[Data entries for graphics]:
####
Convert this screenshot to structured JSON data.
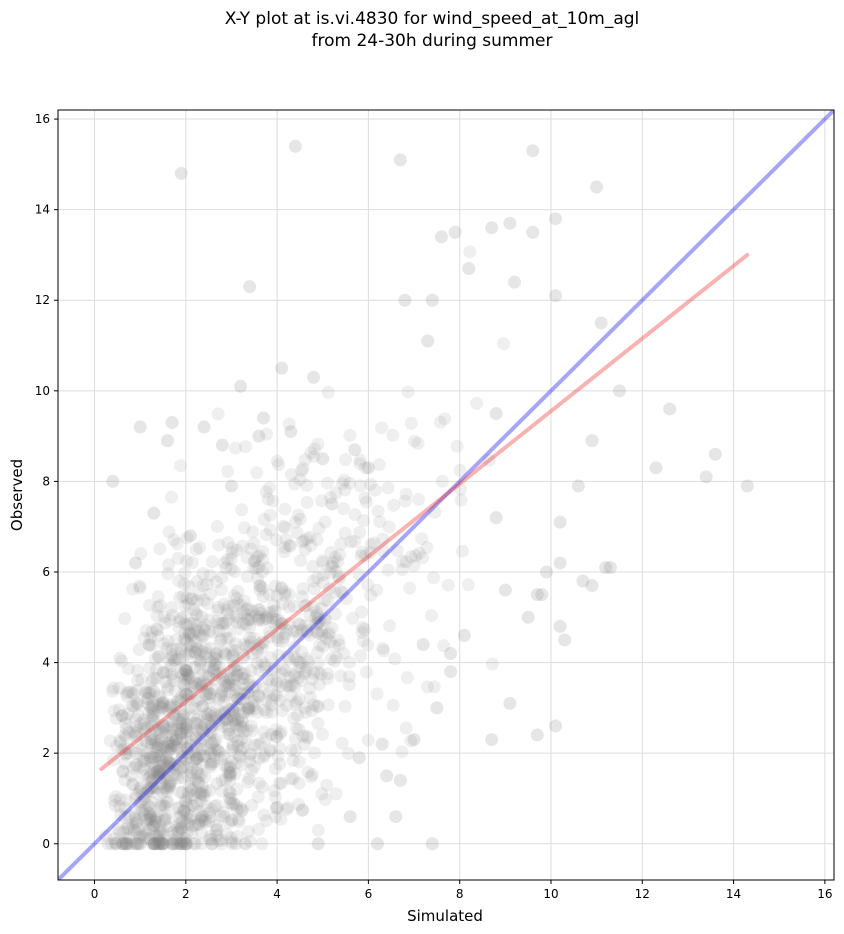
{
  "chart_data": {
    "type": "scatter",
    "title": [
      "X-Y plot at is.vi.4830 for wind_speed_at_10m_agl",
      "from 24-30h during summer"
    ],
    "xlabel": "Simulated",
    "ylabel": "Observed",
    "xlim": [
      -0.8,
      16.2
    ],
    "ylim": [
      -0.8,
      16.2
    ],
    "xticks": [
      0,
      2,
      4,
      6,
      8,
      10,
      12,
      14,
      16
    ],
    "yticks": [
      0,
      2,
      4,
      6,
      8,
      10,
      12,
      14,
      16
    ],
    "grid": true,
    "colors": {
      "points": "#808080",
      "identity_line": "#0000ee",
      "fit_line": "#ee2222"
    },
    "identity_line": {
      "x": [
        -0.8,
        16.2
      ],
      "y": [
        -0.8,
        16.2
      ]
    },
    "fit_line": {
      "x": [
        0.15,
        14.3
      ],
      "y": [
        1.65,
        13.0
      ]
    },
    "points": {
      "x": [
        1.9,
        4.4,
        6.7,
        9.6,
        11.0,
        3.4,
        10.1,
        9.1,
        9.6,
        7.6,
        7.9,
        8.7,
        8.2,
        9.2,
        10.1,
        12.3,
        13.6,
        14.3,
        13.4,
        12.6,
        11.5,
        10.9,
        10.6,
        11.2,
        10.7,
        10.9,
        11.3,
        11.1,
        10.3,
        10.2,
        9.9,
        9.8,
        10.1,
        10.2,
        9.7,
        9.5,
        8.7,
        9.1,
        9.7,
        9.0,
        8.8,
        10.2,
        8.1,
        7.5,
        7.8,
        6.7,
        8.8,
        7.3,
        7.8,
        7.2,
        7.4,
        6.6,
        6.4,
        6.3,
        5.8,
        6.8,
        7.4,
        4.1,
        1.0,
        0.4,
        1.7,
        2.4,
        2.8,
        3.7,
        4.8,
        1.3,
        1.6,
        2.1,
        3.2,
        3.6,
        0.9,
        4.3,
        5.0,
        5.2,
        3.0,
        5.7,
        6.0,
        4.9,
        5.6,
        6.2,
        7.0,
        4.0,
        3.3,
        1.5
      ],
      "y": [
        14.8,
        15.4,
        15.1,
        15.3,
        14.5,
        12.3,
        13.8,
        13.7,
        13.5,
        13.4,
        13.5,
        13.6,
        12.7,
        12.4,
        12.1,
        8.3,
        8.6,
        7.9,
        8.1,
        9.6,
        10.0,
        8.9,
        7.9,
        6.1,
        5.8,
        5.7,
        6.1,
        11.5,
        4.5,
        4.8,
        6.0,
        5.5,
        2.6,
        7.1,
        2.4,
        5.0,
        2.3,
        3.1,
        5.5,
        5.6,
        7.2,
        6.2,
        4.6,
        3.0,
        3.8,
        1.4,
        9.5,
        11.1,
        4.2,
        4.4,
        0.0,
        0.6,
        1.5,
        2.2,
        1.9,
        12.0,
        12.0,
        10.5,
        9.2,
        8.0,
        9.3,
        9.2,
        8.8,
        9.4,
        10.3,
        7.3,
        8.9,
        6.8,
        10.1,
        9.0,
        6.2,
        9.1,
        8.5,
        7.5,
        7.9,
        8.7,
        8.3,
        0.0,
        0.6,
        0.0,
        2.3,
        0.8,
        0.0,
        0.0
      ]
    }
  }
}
####
[What you should do]:
Using the material above, return every line exactly as it appears, minus the pictures.

[Solved problem]:
Convert this screenshot to structured JSON data.
{
  "chart_data": {
    "type": "scatter",
    "title": [
      "X-Y plot at is.vi.4830 for wind_speed_at_10m_agl",
      "from 24-30h during summer"
    ],
    "xlabel": "Simulated",
    "ylabel": "Observed",
    "xlim": [
      -0.8,
      16.2
    ],
    "ylim": [
      -0.8,
      16.2
    ],
    "xticks": [
      0,
      2,
      4,
      6,
      8,
      10,
      12,
      14,
      16
    ],
    "yticks": [
      0,
      2,
      4,
      6,
      8,
      10,
      12,
      14,
      16
    ],
    "grid": true,
    "colors": {
      "points": "#808080",
      "identity_line": "#0000ee",
      "fit_line": "#ee2222"
    },
    "identity_line": {
      "x": [
        -0.8,
        16.2
      ],
      "y": [
        -0.8,
        16.2
      ]
    },
    "fit_line": {
      "x": [
        0.15,
        14.3
      ],
      "y": [
        1.65,
        13.0
      ]
    },
    "points": {
      "x": [
        1.9,
        4.4,
        6.7,
        9.6,
        11.0,
        3.4,
        10.1,
        9.1,
        9.6,
        7.6,
        7.9,
        8.7,
        8.2,
        9.2,
        10.1,
        12.3,
        13.6,
        14.3,
        13.4,
        12.6,
        11.5,
        10.9,
        10.6,
        11.2,
        10.7,
        10.9,
        11.3,
        11.1,
        10.3,
        10.2,
        9.9,
        9.8,
        10.1,
        10.2,
        9.7,
        9.5,
        8.7,
        9.1,
        9.7,
        9.0,
        8.8,
        10.2,
        8.1,
        7.5,
        7.8,
        6.7,
        8.8,
        7.3,
        7.8,
        7.2,
        7.4,
        6.6,
        6.4,
        6.3,
        5.8,
        6.8,
        7.4,
        4.1,
        1.0,
        0.4,
        1.7,
        2.4,
        2.8,
        3.7,
        4.8,
        1.3,
        1.6,
        2.1,
        3.2,
        3.6,
        0.9,
        4.3,
        5.0,
        5.2,
        3.0,
        5.7,
        6.0,
        4.9,
        5.6,
        6.2,
        7.0,
        4.0,
        3.3,
        1.5
      ],
      "y": [
        14.8,
        15.4,
        15.1,
        15.3,
        14.5,
        12.3,
        13.8,
        13.7,
        13.5,
        13.4,
        13.5,
        13.6,
        12.7,
        12.4,
        12.1,
        8.3,
        8.6,
        7.9,
        8.1,
        9.6,
        10.0,
        8.9,
        7.9,
        6.1,
        5.8,
        5.7,
        6.1,
        11.5,
        4.5,
        4.8,
        6.0,
        5.5,
        2.6,
        7.1,
        2.4,
        5.0,
        2.3,
        3.1,
        5.5,
        5.6,
        7.2,
        6.2,
        4.6,
        3.0,
        3.8,
        1.4,
        9.5,
        11.1,
        4.2,
        4.4,
        0.0,
        0.6,
        1.5,
        2.2,
        1.9,
        12.0,
        12.0,
        10.5,
        9.2,
        8.0,
        9.3,
        9.2,
        8.8,
        9.4,
        10.3,
        7.3,
        8.9,
        6.8,
        10.1,
        9.0,
        6.2,
        9.1,
        8.5,
        7.5,
        7.9,
        8.7,
        8.3,
        0.0,
        0.6,
        0.0,
        2.3,
        0.8,
        0.0,
        0.0
      ]
    }
  }
}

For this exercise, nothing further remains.